The problem:
Your task is to copy the listing exactly. Drop any pictures from the copy.

Items:

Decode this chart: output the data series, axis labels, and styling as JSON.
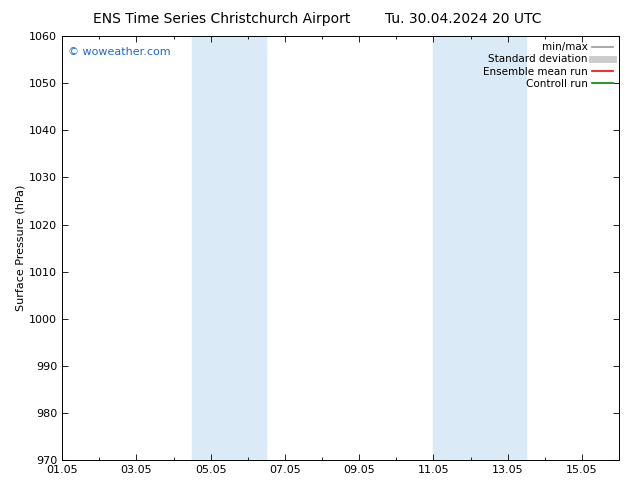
{
  "title_left": "ENS Time Series Christchurch Airport",
  "title_right": "Tu. 30.04.2024 20 UTC",
  "ylabel": "Surface Pressure (hPa)",
  "ylim": [
    970,
    1060
  ],
  "yticks": [
    970,
    980,
    990,
    1000,
    1010,
    1020,
    1030,
    1040,
    1050,
    1060
  ],
  "xlim_start": 0,
  "xlim_end": 15,
  "xtick_labels": [
    "01.05",
    "03.05",
    "05.05",
    "07.05",
    "09.05",
    "11.05",
    "13.05",
    "15.05"
  ],
  "xtick_positions": [
    0,
    2,
    4,
    6,
    8,
    10,
    12,
    14
  ],
  "shaded_bands": [
    {
      "x_start": 3.5,
      "x_end": 5.5
    },
    {
      "x_start": 10.0,
      "x_end": 12.5
    }
  ],
  "shade_color": "#daeaf7",
  "watermark": "© woweather.com",
  "watermark_color": "#1a6bcc",
  "legend_items": [
    {
      "label": "min/max",
      "color": "#999999",
      "lw": 1.2,
      "style": "solid"
    },
    {
      "label": "Standard deviation",
      "color": "#cccccc",
      "lw": 5,
      "style": "solid"
    },
    {
      "label": "Ensemble mean run",
      "color": "#ff0000",
      "lw": 1.2,
      "style": "solid"
    },
    {
      "label": "Controll run",
      "color": "#008800",
      "lw": 1.2,
      "style": "solid"
    }
  ],
  "bg_color": "#ffffff",
  "axes_bg_color": "#ffffff",
  "title_fontsize": 10,
  "tick_fontsize": 8,
  "ylabel_fontsize": 8,
  "legend_fontsize": 7.5,
  "watermark_fontsize": 8
}
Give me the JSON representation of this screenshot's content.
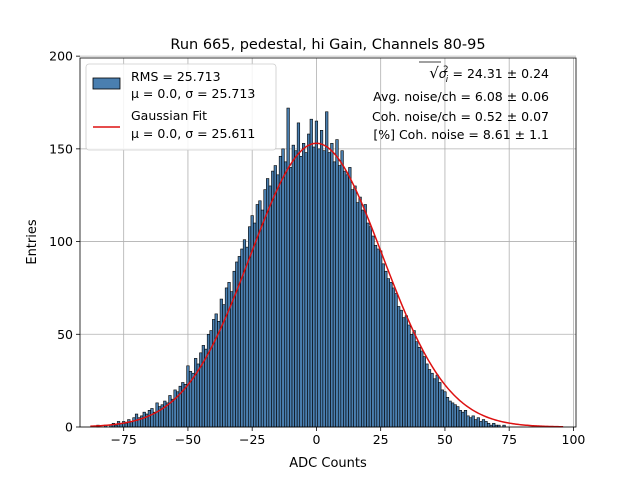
{
  "chart_data": {
    "type": "bar",
    "title": "Run 665, pedestal, hi Gain, Channels 80-95",
    "xlabel": "ADC Counts",
    "ylabel": "Entries",
    "xlim": [
      -92,
      101
    ],
    "ylim": [
      0,
      199
    ],
    "xticks": [
      -75,
      -50,
      -25,
      0,
      25,
      50,
      75,
      100
    ],
    "yticks": [
      0,
      50,
      100,
      150,
      200
    ],
    "grid": true,
    "legend_position": "top-left",
    "bin_width": 1,
    "series": [
      {
        "name": "RMS = 25.713",
        "name_line2": "μ = 0.0, σ = 25.713",
        "kind": "histogram",
        "color": "#4a7fb0",
        "edge_color": "#000000",
        "bins_x": [
          -85,
          -84,
          -83,
          -82,
          -81,
          -80,
          -79,
          -78,
          -77,
          -76,
          -75,
          -74,
          -73,
          -72,
          -71,
          -70,
          -69,
          -68,
          -67,
          -66,
          -65,
          -64,
          -63,
          -62,
          -61,
          -60,
          -59,
          -58,
          -57,
          -56,
          -55,
          -54,
          -53,
          -52,
          -51,
          -50,
          -49,
          -48,
          -47,
          -46,
          -45,
          -44,
          -43,
          -42,
          -41,
          -40,
          -39,
          -38,
          -37,
          -36,
          -35,
          -34,
          -33,
          -32,
          -31,
          -30,
          -29,
          -28,
          -27,
          -26,
          -25,
          -24,
          -23,
          -22,
          -21,
          -20,
          -19,
          -18,
          -17,
          -16,
          -15,
          -14,
          -13,
          -12,
          -11,
          -10,
          -9,
          -8,
          -7,
          -6,
          -5,
          -4,
          -3,
          -2,
          -1,
          0,
          1,
          2,
          3,
          4,
          5,
          6,
          7,
          8,
          9,
          10,
          11,
          12,
          13,
          14,
          15,
          16,
          17,
          18,
          19,
          20,
          21,
          22,
          23,
          24,
          25,
          26,
          27,
          28,
          29,
          30,
          31,
          32,
          33,
          34,
          35,
          36,
          37,
          38,
          39,
          40,
          41,
          42,
          43,
          44,
          45,
          46,
          47,
          48,
          49,
          50,
          51,
          52,
          53,
          54,
          55,
          56,
          57,
          58,
          59,
          60,
          61,
          62,
          63,
          64,
          65,
          66,
          67,
          68,
          69,
          70,
          71,
          72,
          73,
          74,
          75,
          76,
          77,
          78,
          79,
          80,
          81,
          82,
          83,
          84,
          85
        ],
        "counts": [
          1,
          0,
          0,
          1,
          0,
          1,
          2,
          1,
          3,
          2,
          3,
          2,
          4,
          3,
          5,
          7,
          5,
          6,
          8,
          7,
          9,
          10,
          8,
          13,
          11,
          12,
          14,
          13,
          17,
          15,
          20,
          19,
          22,
          24,
          23,
          33,
          30,
          29,
          37,
          34,
          40,
          44,
          42,
          50,
          52,
          58,
          61,
          57,
          69,
          66,
          75,
          78,
          73,
          84,
          89,
          92,
          96,
          101,
          97,
          108,
          114,
          110,
          120,
          122,
          117,
          128,
          134,
          130,
          138,
          141,
          136,
          146,
          150,
          143,
          172,
          140,
          152,
          149,
          164,
          146,
          153,
          148,
          158,
          166,
          151,
          165,
          150,
          160,
          149,
          170,
          148,
          153,
          143,
          155,
          141,
          149,
          138,
          136,
          140,
          128,
          130,
          121,
          124,
          117,
          120,
          110,
          108,
          103,
          98,
          96,
          95,
          88,
          84,
          80,
          78,
          75,
          72,
          65,
          63,
          59,
          60,
          55,
          50,
          52,
          46,
          43,
          41,
          38,
          34,
          31,
          29,
          26,
          28,
          24,
          20,
          19,
          16,
          14,
          13,
          12,
          11,
          9,
          8,
          9,
          6,
          5,
          6,
          4,
          5,
          3,
          4,
          3,
          2,
          1,
          2,
          1,
          1,
          0,
          1,
          0,
          0
        ]
      },
      {
        "name": "Gaussian Fit",
        "name_line2": "μ = 0.0, σ = 25.611",
        "kind": "line",
        "color": "#dd1111",
        "mu": 0.0,
        "sigma": 25.611,
        "amplitude": 153,
        "x_range": [
          -88,
          96
        ]
      }
    ],
    "annotations": [
      {
        "sqrt": "√",
        "symbol": "σ",
        "sub": "i",
        "sup": "2",
        "text": " = 24.31 ± 0.24"
      },
      {
        "text": "Avg. noise/ch = 6.08 ± 0.06"
      },
      {
        "text": "Coh. noise/ch = 0.52 ± 0.07"
      },
      {
        "text": "[%] Coh. noise = 8.61 ± 1.1"
      }
    ]
  }
}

Solution:
Decode this chart: output the data series, axis labels, and styling as JSON.
{
  "title_left": "ENS Time Series Christchurch Airport",
  "title_right": "Tu. 30.04.2024 20 UTC",
  "ylabel": "Surface Pressure (hPa)",
  "ylim": [
    970,
    1060
  ],
  "yticks": [
    970,
    980,
    990,
    1000,
    1010,
    1020,
    1030,
    1040,
    1050,
    1060
  ],
  "xlim_start": 0,
  "xlim_end": 15,
  "xtick_labels": [
    "01.05",
    "03.05",
    "05.05",
    "07.05",
    "09.05",
    "11.05",
    "13.05",
    "15.05"
  ],
  "xtick_positions": [
    0,
    2,
    4,
    6,
    8,
    10,
    12,
    14
  ],
  "shaded_bands": [
    {
      "x_start": 3.5,
      "x_end": 5.5
    },
    {
      "x_start": 10.0,
      "x_end": 12.5
    }
  ],
  "shade_color": "#daeaf7",
  "watermark": "© woweather.com",
  "watermark_color": "#1a6bcc",
  "legend_items": [
    {
      "label": "min/max",
      "color": "#999999",
      "lw": 1.2,
      "style": "solid"
    },
    {
      "label": "Standard deviation",
      "color": "#cccccc",
      "lw": 5,
      "style": "solid"
    },
    {
      "label": "Ensemble mean run",
      "color": "#ff0000",
      "lw": 1.2,
      "style": "solid"
    },
    {
      "label": "Controll run",
      "color": "#008800",
      "lw": 1.2,
      "style": "solid"
    }
  ],
  "bg_color": "#ffffff",
  "axes_bg_color": "#ffffff",
  "title_fontsize": 10,
  "tick_fontsize": 8,
  "ylabel_fontsize": 8,
  "legend_fontsize": 7.5,
  "watermark_fontsize": 8
}
Give me the JSON representation of this screenshot's content.
{
  "chart_data": {
    "type": "bar",
    "title": "Run 665, pedestal, hi Gain, Channels 80-95",
    "xlabel": "ADC Counts",
    "ylabel": "Entries",
    "xlim": [
      -92,
      101
    ],
    "ylim": [
      0,
      199
    ],
    "xticks": [
      -75,
      -50,
      -25,
      0,
      25,
      50,
      75,
      100
    ],
    "yticks": [
      0,
      50,
      100,
      150,
      200
    ],
    "grid": true,
    "legend_position": "top-left",
    "bin_width": 1,
    "series": [
      {
        "name": "RMS = 25.713",
        "name_line2": "μ = 0.0, σ = 25.713",
        "kind": "histogram",
        "color": "#4a7fb0",
        "edge_color": "#000000",
        "bins_x": [
          -85,
          -84,
          -83,
          -82,
          -81,
          -80,
          -79,
          -78,
          -77,
          -76,
          -75,
          -74,
          -73,
          -72,
          -71,
          -70,
          -69,
          -68,
          -67,
          -66,
          -65,
          -64,
          -63,
          -62,
          -61,
          -60,
          -59,
          -58,
          -57,
          -56,
          -55,
          -54,
          -53,
          -52,
          -51,
          -50,
          -49,
          -48,
          -47,
          -46,
          -45,
          -44,
          -43,
          -42,
          -41,
          -40,
          -39,
          -38,
          -37,
          -36,
          -35,
          -34,
          -33,
          -32,
          -31,
          -30,
          -29,
          -28,
          -27,
          -26,
          -25,
          -24,
          -23,
          -22,
          -21,
          -20,
          -19,
          -18,
          -17,
          -16,
          -15,
          -14,
          -13,
          -12,
          -11,
          -10,
          -9,
          -8,
          -7,
          -6,
          -5,
          -4,
          -3,
          -2,
          -1,
          0,
          1,
          2,
          3,
          4,
          5,
          6,
          7,
          8,
          9,
          10,
          11,
          12,
          13,
          14,
          15,
          16,
          17,
          18,
          19,
          20,
          21,
          22,
          23,
          24,
          25,
          26,
          27,
          28,
          29,
          30,
          31,
          32,
          33,
          34,
          35,
          36,
          37,
          38,
          39,
          40,
          41,
          42,
          43,
          44,
          45,
          46,
          47,
          48,
          49,
          50,
          51,
          52,
          53,
          54,
          55,
          56,
          57,
          58,
          59,
          60,
          61,
          62,
          63,
          64,
          65,
          66,
          67,
          68,
          69,
          70,
          71,
          72,
          73,
          74,
          75,
          76,
          77,
          78,
          79,
          80,
          81,
          82,
          83,
          84,
          85
        ],
        "counts": [
          1,
          0,
          0,
          1,
          0,
          1,
          2,
          1,
          3,
          2,
          3,
          2,
          4,
          3,
          5,
          7,
          5,
          6,
          8,
          7,
          9,
          10,
          8,
          13,
          11,
          12,
          14,
          13,
          17,
          15,
          20,
          19,
          22,
          24,
          23,
          33,
          30,
          29,
          37,
          34,
          40,
          44,
          42,
          50,
          52,
          58,
          61,
          57,
          69,
          66,
          75,
          78,
          73,
          84,
          89,
          92,
          96,
          101,
          97,
          108,
          114,
          110,
          120,
          122,
          117,
          128,
          134,
          130,
          138,
          141,
          136,
          146,
          150,
          143,
          172,
          140,
          152,
          149,
          164,
          146,
          153,
          148,
          158,
          166,
          151,
          165,
          150,
          160,
          149,
          170,
          148,
          153,
          143,
          155,
          141,
          149,
          138,
          136,
          140,
          128,
          130,
          121,
          124,
          117,
          120,
          110,
          108,
          103,
          98,
          96,
          95,
          88,
          84,
          80,
          78,
          75,
          72,
          65,
          63,
          59,
          60,
          55,
          50,
          52,
          46,
          43,
          41,
          38,
          34,
          31,
          29,
          26,
          28,
          24,
          20,
          19,
          16,
          14,
          13,
          12,
          11,
          9,
          8,
          9,
          6,
          5,
          6,
          4,
          5,
          3,
          4,
          3,
          2,
          1,
          2,
          1,
          1,
          0,
          1,
          0,
          0
        ]
      },
      {
        "name": "Gaussian Fit",
        "name_line2": "μ = 0.0, σ = 25.611",
        "kind": "line",
        "color": "#dd1111",
        "mu": 0.0,
        "sigma": 25.611,
        "amplitude": 153,
        "x_range": [
          -88,
          96
        ]
      }
    ],
    "annotations": [
      {
        "sqrt": "√",
        "symbol": "σ",
        "sub": "i",
        "sup": "2",
        "text": " = 24.31 ± 0.24"
      },
      {
        "text": "Avg. noise/ch = 6.08 ± 0.06"
      },
      {
        "text": "Coh. noise/ch = 0.52 ± 0.07"
      },
      {
        "text": "[%] Coh. noise = 8.61 ± 1.1"
      }
    ]
  }
}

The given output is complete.